◆ **GOAL**
Print all the records exactly, please.
** Begin **
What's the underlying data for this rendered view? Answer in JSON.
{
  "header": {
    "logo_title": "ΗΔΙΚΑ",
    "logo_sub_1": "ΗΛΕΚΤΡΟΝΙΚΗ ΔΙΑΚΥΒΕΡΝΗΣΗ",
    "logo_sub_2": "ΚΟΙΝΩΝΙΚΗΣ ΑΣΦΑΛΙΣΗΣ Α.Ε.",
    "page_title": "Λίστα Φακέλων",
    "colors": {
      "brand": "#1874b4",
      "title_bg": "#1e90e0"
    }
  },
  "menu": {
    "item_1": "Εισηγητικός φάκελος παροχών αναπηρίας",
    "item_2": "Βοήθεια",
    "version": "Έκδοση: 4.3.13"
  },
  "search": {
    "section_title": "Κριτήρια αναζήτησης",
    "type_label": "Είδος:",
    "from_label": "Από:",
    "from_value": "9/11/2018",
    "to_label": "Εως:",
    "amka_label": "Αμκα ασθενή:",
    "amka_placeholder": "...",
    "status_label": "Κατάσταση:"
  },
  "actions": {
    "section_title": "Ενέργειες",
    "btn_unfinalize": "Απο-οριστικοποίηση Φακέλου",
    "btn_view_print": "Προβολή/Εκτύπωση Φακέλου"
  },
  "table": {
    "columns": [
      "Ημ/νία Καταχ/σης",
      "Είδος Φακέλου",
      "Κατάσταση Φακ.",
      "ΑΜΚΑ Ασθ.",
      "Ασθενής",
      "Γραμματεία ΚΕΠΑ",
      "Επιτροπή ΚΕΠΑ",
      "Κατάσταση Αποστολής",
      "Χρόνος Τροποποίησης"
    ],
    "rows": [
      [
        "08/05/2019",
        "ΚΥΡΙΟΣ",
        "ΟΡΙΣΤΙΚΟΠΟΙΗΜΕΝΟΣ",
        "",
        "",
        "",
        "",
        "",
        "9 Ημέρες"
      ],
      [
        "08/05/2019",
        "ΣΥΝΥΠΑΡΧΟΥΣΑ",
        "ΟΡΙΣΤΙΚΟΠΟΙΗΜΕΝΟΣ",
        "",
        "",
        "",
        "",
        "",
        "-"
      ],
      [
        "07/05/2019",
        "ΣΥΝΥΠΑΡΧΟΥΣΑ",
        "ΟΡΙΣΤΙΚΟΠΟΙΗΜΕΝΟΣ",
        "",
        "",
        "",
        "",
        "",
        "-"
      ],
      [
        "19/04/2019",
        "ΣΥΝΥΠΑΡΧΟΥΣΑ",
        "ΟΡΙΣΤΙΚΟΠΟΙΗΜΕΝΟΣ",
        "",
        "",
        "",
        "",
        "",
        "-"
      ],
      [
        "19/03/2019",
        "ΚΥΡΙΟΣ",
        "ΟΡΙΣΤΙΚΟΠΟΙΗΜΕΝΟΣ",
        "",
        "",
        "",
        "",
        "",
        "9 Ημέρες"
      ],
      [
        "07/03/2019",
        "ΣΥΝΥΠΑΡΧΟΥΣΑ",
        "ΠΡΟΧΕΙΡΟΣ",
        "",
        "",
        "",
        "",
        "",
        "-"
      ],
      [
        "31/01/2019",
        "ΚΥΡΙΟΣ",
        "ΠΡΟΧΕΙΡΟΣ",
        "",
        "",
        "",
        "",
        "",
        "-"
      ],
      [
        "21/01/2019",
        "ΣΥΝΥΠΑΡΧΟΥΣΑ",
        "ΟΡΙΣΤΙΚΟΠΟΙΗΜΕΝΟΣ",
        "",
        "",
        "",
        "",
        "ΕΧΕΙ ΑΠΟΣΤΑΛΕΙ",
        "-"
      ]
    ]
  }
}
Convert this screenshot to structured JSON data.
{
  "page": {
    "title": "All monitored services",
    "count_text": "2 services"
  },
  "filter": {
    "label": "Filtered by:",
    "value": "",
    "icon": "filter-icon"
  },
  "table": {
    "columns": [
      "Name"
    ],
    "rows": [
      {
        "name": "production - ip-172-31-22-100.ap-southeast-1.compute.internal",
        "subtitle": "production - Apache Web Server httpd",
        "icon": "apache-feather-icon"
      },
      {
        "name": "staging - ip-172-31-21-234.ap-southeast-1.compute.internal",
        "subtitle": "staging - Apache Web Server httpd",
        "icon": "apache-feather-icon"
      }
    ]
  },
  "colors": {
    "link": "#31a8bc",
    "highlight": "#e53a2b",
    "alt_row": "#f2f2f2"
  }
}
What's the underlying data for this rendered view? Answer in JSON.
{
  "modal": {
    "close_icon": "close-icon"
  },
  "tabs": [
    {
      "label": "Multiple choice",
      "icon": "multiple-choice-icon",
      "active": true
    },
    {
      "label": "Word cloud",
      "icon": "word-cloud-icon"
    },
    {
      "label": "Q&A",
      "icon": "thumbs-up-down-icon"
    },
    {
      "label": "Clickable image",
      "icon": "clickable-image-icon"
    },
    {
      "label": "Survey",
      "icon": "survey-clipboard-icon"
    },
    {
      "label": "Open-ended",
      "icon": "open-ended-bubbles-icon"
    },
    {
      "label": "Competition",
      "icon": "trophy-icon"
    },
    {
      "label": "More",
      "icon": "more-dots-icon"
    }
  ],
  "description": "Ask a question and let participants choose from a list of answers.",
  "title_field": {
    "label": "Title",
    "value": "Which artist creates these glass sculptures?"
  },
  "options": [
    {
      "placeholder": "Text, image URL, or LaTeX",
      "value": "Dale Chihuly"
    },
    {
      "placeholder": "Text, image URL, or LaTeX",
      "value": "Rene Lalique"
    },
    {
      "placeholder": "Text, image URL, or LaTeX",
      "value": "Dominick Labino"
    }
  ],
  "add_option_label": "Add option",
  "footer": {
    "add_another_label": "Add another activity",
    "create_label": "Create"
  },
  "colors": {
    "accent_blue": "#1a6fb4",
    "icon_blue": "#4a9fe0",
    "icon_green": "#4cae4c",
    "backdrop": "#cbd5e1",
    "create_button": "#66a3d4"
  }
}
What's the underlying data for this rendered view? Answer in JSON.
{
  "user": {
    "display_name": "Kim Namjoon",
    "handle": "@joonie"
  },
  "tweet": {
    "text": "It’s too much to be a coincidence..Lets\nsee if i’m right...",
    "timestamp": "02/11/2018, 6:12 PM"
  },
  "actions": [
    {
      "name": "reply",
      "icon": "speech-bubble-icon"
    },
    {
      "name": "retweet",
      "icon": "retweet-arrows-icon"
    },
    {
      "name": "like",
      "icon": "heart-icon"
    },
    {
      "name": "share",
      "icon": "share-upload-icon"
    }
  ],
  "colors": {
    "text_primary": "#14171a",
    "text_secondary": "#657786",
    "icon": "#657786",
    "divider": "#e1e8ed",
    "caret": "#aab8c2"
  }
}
** End **
◆ **THE OUTPUT**
What's the underlying data for this rendered view? Answer in JSON.
{
  "header": {
    "logo_title": "ΗΔΙΚΑ",
    "logo_sub_1": "ΗΛΕΚΤΡΟΝΙΚΗ ΔΙΑΚΥΒΕΡΝΗΣΗ",
    "logo_sub_2": "ΚΟΙΝΩΝΙΚΗΣ ΑΣΦΑΛΙΣΗΣ Α.Ε.",
    "page_title": "Λίστα Φακέλων",
    "colors": {
      "brand": "#1874b4",
      "title_bg": "#1e90e0"
    }
  },
  "menu": {
    "item_1": "Εισηγητικός φάκελος παροχών αναπηρίας",
    "item_2": "Βοήθεια",
    "version": "Έκδοση: 4.3.13"
  },
  "search": {
    "section_title": "Κριτήρια αναζήτησης",
    "type_label": "Είδος:",
    "from_label": "Από:",
    "from_value": "9/11/2018",
    "to_label": "Εως:",
    "amka_label": "Αμκα ασθενή:",
    "amka_placeholder": "...",
    "status_label": "Κατάσταση:"
  },
  "actions": {
    "section_title": "Ενέργειες",
    "btn_unfinalize": "Απο-οριστικοποίηση Φακέλου",
    "btn_view_print": "Προβολή/Εκτύπωση Φακέλου"
  },
  "table": {
    "columns": [
      "Ημ/νία Καταχ/σης",
      "Είδος Φακέλου",
      "Κατάσταση Φακ.",
      "ΑΜΚΑ Ασθ.",
      "Ασθενής",
      "Γραμματεία ΚΕΠΑ",
      "Επιτροπή ΚΕΠΑ",
      "Κατάσταση Αποστολής",
      "Χρόνος Τροποποίησης"
    ],
    "rows": [
      [
        "08/05/2019",
        "ΚΥΡΙΟΣ",
        "ΟΡΙΣΤΙΚΟΠΟΙΗΜΕΝΟΣ",
        "",
        "",
        "",
        "",
        "",
        "9 Ημέρες"
      ],
      [
        "08/05/2019",
        "ΣΥΝΥΠΑΡΧΟΥΣΑ",
        "ΟΡΙΣΤΙΚΟΠΟΙΗΜΕΝΟΣ",
        "",
        "",
        "",
        "",
        "",
        "-"
      ],
      [
        "07/05/2019",
        "ΣΥΝΥΠΑΡΧΟΥΣΑ",
        "ΟΡΙΣΤΙΚΟΠΟΙΗΜΕΝΟΣ",
        "",
        "",
        "",
        "",
        "",
        "-"
      ],
      [
        "19/04/2019",
        "ΣΥΝΥΠΑΡΧΟΥΣΑ",
        "ΟΡΙΣΤΙΚΟΠΟΙΗΜΕΝΟΣ",
        "",
        "",
        "",
        "",
        "",
        "-"
      ],
      [
        "19/03/2019",
        "ΚΥΡΙΟΣ",
        "ΟΡΙΣΤΙΚΟΠΟΙΗΜΕΝΟΣ",
        "",
        "",
        "",
        "",
        "",
        "9 Ημέρες"
      ],
      [
        "07/03/2019",
        "ΣΥΝΥΠΑΡΧΟΥΣΑ",
        "ΠΡΟΧΕΙΡΟΣ",
        "",
        "",
        "",
        "",
        "",
        "-"
      ],
      [
        "31/01/2019",
        "ΚΥΡΙΟΣ",
        "ΠΡΟΧΕΙΡΟΣ",
        "",
        "",
        "",
        "",
        "",
        "-"
      ],
      [
        "21/01/2019",
        "ΣΥΝΥΠΑΡΧΟΥΣΑ",
        "ΟΡΙΣΤΙΚΟΠΟΙΗΜΕΝΟΣ",
        "",
        "",
        "",
        "",
        "ΕΧΕΙ ΑΠΟΣΤΑΛΕΙ",
        "-"
      ]
    ]
  }
}
Convert this screenshot to structured JSON data.
{
  "page": {
    "title": "All monitored services",
    "count_text": "2 services"
  },
  "filter": {
    "label": "Filtered by:",
    "value": "",
    "icon": "filter-icon"
  },
  "table": {
    "columns": [
      "Name"
    ],
    "rows": [
      {
        "name": "production - ip-172-31-22-100.ap-southeast-1.compute.internal",
        "subtitle": "production - Apache Web Server httpd",
        "icon": "apache-feather-icon"
      },
      {
        "name": "staging - ip-172-31-21-234.ap-southeast-1.compute.internal",
        "subtitle": "staging - Apache Web Server httpd",
        "icon": "apache-feather-icon"
      }
    ]
  },
  "colors": {
    "link": "#31a8bc",
    "highlight": "#e53a2b",
    "alt_row": "#f2f2f2"
  }
}
What's the underlying data for this rendered view? Answer in JSON.
{
  "modal": {
    "close_icon": "close-icon"
  },
  "tabs": [
    {
      "label": "Multiple choice",
      "icon": "multiple-choice-icon",
      "active": true
    },
    {
      "label": "Word cloud",
      "icon": "word-cloud-icon"
    },
    {
      "label": "Q&A",
      "icon": "thumbs-up-down-icon"
    },
    {
      "label": "Clickable image",
      "icon": "clickable-image-icon"
    },
    {
      "label": "Survey",
      "icon": "survey-clipboard-icon"
    },
    {
      "label": "Open-ended",
      "icon": "open-ended-bubbles-icon"
    },
    {
      "label": "Competition",
      "icon": "trophy-icon"
    },
    {
      "label": "More",
      "icon": "more-dots-icon"
    }
  ],
  "description": "Ask a question and let participants choose from a list of answers.",
  "title_field": {
    "label": "Title",
    "value": "Which artist creates these glass sculptures?"
  },
  "options": [
    {
      "placeholder": "Text, image URL, or LaTeX",
      "value": "Dale Chihuly"
    },
    {
      "placeholder": "Text, image URL, or LaTeX",
      "value": "Rene Lalique"
    },
    {
      "placeholder": "Text, image URL, or LaTeX",
      "value": "Dominick Labino"
    }
  ],
  "add_option_label": "Add option",
  "footer": {
    "add_another_label": "Add another activity",
    "create_label": "Create"
  },
  "colors": {
    "accent_blue": "#1a6fb4",
    "icon_blue": "#4a9fe0",
    "icon_green": "#4cae4c",
    "backdrop": "#cbd5e1",
    "create_button": "#66a3d4"
  }
}
What's the underlying data for this rendered view? Answer in JSON.
{
  "user": {
    "display_name": "Kim Namjoon",
    "handle": "@joonie"
  },
  "tweet": {
    "text": "It’s too much to be a coincidence..Lets\nsee if i’m right...",
    "timestamp": "02/11/2018, 6:12 PM"
  },
  "actions": [
    {
      "name": "reply",
      "icon": "speech-bubble-icon"
    },
    {
      "name": "retweet",
      "icon": "retweet-arrows-icon"
    },
    {
      "name": "like",
      "icon": "heart-icon"
    },
    {
      "name": "share",
      "icon": "share-upload-icon"
    }
  ],
  "colors": {
    "text_primary": "#14171a",
    "text_secondary": "#657786",
    "icon": "#657786",
    "divider": "#e1e8ed",
    "caret": "#aab8c2"
  }
}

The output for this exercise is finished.